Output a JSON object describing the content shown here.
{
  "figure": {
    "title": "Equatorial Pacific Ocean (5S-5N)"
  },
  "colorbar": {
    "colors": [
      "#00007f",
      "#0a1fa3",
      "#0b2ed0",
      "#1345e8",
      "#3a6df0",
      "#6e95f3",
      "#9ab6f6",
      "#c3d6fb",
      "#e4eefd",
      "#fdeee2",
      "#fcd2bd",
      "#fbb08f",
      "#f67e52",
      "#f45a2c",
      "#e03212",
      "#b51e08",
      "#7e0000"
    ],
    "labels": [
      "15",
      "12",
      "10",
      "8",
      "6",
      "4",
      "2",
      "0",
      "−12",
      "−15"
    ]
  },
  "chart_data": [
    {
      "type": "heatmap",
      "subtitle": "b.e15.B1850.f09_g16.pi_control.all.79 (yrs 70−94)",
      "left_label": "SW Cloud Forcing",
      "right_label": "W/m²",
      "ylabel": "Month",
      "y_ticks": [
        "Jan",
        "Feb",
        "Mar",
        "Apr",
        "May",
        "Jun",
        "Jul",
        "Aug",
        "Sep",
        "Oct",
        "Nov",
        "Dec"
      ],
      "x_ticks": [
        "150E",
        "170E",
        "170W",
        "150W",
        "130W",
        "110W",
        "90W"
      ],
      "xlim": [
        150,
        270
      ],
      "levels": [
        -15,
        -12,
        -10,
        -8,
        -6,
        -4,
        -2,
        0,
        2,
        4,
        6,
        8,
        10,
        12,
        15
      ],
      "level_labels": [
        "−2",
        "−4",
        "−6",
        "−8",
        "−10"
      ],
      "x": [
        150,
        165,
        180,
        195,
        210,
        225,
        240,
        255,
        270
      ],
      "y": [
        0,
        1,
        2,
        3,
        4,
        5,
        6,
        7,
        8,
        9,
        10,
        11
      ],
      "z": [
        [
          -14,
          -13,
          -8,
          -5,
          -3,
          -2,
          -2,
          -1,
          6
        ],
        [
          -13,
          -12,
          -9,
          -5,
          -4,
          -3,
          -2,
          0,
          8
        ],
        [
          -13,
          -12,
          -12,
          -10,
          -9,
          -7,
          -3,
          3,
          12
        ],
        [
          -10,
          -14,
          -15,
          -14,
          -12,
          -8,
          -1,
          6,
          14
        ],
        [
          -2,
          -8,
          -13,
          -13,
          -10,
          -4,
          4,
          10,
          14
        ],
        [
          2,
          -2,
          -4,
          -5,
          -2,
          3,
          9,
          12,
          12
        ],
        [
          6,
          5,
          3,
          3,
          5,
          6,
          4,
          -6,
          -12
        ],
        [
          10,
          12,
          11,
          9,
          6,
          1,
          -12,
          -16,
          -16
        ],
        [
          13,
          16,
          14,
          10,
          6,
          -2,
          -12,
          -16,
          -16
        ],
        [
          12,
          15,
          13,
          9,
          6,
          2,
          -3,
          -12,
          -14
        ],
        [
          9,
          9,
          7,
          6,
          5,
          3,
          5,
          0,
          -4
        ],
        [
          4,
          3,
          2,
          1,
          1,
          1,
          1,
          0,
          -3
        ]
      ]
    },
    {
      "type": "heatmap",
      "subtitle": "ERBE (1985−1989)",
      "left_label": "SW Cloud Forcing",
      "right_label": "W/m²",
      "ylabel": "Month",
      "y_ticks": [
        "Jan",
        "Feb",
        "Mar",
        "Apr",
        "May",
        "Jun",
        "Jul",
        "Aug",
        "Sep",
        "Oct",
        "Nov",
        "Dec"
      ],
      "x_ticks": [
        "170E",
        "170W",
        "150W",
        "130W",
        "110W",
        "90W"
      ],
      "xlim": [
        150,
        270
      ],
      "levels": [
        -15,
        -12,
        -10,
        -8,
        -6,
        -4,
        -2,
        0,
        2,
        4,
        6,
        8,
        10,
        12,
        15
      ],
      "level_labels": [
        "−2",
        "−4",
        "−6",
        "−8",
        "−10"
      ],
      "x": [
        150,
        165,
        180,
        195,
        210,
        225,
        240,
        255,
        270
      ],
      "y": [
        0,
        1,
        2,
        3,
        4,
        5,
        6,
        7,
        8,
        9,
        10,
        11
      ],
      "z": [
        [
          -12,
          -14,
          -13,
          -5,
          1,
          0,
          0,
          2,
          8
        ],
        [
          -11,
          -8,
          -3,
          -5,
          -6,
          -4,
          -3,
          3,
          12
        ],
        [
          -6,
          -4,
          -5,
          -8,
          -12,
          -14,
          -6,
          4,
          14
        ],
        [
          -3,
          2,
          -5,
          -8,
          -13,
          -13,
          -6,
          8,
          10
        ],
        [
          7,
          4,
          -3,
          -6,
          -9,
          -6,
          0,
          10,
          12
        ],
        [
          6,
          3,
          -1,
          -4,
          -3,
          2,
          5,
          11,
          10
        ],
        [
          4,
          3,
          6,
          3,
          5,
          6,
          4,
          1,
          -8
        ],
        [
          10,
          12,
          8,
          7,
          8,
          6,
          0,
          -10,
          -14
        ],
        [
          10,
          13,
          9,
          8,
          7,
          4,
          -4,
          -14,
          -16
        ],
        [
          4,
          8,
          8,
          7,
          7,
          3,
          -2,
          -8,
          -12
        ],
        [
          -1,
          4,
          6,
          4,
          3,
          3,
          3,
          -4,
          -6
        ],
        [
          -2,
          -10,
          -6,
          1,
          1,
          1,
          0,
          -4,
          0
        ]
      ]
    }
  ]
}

·····

§ **What is needed**: Show each line of the listing that holds the string "subtitle".

§ **Written solution**:
      "subtitle": "b.e15.B1850.f09_g16.pi_control.all.79 (yrs 70−94)",
      "subtitle": "ERBE (1985−1989)",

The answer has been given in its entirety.